- WHAT THE EXERCISE ASKS -
Go through the material and pull out every line with the string "Office" in it.

- Source records -

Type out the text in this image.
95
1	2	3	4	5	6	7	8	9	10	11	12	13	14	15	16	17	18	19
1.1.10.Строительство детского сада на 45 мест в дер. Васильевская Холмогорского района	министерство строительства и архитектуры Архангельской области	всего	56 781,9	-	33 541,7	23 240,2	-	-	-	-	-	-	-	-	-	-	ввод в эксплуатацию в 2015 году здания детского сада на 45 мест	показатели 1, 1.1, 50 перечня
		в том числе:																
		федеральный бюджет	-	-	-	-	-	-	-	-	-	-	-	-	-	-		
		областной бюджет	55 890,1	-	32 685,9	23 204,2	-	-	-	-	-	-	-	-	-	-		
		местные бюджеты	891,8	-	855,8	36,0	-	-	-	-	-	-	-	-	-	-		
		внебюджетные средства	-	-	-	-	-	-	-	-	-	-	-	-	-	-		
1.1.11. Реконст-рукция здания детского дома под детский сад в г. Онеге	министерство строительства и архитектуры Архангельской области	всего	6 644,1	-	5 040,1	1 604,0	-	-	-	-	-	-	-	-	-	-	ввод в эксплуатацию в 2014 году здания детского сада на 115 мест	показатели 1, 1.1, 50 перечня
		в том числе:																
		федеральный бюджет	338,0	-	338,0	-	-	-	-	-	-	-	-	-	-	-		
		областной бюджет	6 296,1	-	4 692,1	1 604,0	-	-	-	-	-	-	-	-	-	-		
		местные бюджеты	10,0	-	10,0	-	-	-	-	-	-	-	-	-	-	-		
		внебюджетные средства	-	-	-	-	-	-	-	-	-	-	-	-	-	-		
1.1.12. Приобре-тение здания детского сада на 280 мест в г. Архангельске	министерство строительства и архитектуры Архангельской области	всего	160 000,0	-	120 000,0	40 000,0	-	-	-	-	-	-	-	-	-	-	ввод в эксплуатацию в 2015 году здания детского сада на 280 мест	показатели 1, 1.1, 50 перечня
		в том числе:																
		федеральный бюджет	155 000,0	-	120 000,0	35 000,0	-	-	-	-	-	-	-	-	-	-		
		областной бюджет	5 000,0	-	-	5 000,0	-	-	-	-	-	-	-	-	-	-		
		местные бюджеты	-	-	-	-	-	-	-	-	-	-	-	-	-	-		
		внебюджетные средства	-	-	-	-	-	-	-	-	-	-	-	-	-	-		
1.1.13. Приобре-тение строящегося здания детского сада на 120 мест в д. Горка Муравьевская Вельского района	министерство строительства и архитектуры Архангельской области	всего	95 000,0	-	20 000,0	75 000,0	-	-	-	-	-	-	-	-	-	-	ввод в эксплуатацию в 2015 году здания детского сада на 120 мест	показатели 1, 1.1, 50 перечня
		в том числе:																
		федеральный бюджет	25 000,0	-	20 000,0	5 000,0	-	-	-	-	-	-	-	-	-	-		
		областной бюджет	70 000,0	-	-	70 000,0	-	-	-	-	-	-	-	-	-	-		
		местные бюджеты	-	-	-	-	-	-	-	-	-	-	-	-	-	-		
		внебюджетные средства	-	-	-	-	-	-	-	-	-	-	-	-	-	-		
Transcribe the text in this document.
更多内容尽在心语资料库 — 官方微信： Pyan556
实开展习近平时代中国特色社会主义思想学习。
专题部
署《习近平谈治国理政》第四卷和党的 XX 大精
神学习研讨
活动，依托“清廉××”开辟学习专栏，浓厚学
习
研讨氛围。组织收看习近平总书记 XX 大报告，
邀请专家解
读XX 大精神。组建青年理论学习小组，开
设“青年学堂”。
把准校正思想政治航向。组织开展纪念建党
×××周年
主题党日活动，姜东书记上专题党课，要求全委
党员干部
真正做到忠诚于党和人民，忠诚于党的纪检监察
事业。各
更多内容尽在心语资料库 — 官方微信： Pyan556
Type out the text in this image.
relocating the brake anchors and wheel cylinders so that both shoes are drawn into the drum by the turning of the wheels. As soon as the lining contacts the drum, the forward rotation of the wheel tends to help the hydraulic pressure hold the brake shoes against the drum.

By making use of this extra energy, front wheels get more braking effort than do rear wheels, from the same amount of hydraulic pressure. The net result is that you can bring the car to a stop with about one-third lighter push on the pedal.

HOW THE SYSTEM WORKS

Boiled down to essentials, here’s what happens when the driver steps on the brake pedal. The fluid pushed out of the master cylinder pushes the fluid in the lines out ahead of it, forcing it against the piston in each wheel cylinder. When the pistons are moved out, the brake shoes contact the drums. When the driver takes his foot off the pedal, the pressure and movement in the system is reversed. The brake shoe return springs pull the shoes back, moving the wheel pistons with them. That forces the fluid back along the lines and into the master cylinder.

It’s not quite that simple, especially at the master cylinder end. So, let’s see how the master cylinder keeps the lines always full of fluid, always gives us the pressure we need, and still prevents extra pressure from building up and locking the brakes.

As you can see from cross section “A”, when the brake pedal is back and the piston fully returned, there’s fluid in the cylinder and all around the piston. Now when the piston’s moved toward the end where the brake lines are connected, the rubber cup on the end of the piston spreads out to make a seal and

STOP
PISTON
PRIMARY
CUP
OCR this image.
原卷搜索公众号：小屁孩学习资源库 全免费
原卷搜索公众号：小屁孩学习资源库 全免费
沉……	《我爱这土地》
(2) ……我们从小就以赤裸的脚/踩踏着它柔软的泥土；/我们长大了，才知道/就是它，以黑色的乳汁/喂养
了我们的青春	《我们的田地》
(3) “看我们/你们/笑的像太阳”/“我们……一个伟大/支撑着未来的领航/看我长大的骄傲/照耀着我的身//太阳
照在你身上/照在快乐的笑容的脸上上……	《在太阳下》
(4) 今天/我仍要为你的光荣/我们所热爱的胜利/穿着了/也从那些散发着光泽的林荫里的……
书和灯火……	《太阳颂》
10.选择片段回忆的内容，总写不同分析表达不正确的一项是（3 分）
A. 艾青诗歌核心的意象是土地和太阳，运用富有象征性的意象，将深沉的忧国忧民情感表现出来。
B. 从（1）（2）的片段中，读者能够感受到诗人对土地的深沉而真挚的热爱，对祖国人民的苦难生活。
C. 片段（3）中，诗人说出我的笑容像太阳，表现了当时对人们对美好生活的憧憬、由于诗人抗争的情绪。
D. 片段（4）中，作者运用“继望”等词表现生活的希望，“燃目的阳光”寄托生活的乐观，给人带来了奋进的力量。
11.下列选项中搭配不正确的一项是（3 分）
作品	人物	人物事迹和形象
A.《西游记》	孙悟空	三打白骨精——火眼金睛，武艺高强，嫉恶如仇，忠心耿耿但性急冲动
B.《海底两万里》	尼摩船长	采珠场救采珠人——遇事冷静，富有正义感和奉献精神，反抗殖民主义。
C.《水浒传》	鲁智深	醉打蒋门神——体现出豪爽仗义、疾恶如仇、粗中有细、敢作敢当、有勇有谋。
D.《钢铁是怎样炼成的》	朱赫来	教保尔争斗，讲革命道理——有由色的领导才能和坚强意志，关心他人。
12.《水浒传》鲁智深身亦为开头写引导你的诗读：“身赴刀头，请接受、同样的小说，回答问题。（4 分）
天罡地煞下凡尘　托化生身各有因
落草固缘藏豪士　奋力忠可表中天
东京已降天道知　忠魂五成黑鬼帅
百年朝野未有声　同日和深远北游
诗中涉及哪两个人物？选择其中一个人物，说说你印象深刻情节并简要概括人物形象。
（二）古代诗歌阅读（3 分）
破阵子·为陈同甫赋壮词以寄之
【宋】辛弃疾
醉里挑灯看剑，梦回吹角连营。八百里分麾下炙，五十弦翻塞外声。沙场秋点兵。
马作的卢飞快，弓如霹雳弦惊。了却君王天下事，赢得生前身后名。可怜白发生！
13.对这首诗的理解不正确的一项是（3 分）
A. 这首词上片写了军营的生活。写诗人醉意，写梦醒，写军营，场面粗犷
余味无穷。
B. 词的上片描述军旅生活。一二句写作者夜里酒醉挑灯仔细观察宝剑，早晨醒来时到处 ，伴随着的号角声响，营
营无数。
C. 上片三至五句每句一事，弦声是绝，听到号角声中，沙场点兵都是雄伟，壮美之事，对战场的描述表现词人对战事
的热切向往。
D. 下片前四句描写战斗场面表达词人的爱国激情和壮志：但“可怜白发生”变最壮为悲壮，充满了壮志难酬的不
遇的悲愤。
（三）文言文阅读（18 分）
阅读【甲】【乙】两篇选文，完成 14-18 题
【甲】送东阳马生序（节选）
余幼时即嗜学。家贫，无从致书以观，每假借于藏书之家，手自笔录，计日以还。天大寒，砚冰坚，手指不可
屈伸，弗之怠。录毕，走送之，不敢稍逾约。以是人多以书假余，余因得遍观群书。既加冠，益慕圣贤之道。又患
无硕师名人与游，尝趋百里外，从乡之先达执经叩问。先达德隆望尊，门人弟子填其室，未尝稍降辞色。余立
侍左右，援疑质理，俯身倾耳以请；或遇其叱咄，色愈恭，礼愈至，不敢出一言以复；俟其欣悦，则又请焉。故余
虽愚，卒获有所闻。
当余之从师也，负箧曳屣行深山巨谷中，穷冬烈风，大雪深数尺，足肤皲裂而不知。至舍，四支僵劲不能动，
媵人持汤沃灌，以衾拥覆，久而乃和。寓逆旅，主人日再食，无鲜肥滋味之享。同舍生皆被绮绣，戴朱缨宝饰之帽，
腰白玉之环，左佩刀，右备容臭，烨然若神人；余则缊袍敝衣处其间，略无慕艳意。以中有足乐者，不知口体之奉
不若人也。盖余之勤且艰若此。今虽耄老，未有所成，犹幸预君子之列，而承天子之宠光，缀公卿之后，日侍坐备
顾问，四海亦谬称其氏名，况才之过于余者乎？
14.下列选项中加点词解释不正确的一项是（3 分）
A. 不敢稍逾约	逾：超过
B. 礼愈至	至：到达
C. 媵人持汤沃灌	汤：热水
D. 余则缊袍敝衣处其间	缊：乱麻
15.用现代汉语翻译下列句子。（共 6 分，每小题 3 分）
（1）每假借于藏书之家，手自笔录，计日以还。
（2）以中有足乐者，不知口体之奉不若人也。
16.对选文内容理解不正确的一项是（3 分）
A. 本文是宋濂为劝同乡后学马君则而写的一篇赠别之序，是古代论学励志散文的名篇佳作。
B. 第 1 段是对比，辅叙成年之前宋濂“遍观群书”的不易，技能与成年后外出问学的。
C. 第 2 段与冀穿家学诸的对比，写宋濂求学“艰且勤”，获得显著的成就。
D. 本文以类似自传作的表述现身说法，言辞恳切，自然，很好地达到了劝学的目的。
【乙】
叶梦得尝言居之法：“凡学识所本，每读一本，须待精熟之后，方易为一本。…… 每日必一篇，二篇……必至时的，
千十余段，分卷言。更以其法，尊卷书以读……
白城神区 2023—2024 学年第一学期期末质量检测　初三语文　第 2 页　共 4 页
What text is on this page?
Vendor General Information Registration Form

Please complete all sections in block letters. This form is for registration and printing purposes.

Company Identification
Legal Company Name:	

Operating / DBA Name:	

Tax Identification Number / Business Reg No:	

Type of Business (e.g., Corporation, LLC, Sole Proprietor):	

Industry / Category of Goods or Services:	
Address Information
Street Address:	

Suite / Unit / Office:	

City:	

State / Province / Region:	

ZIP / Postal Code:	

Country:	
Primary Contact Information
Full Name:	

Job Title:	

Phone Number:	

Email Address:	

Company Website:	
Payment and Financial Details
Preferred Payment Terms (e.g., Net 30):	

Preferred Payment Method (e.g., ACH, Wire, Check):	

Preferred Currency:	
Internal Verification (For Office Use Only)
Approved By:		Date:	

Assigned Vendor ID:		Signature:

- CORRECT OUTPUT -
Suite / Unit / Office:	
Internal Verification (For Office Use Only)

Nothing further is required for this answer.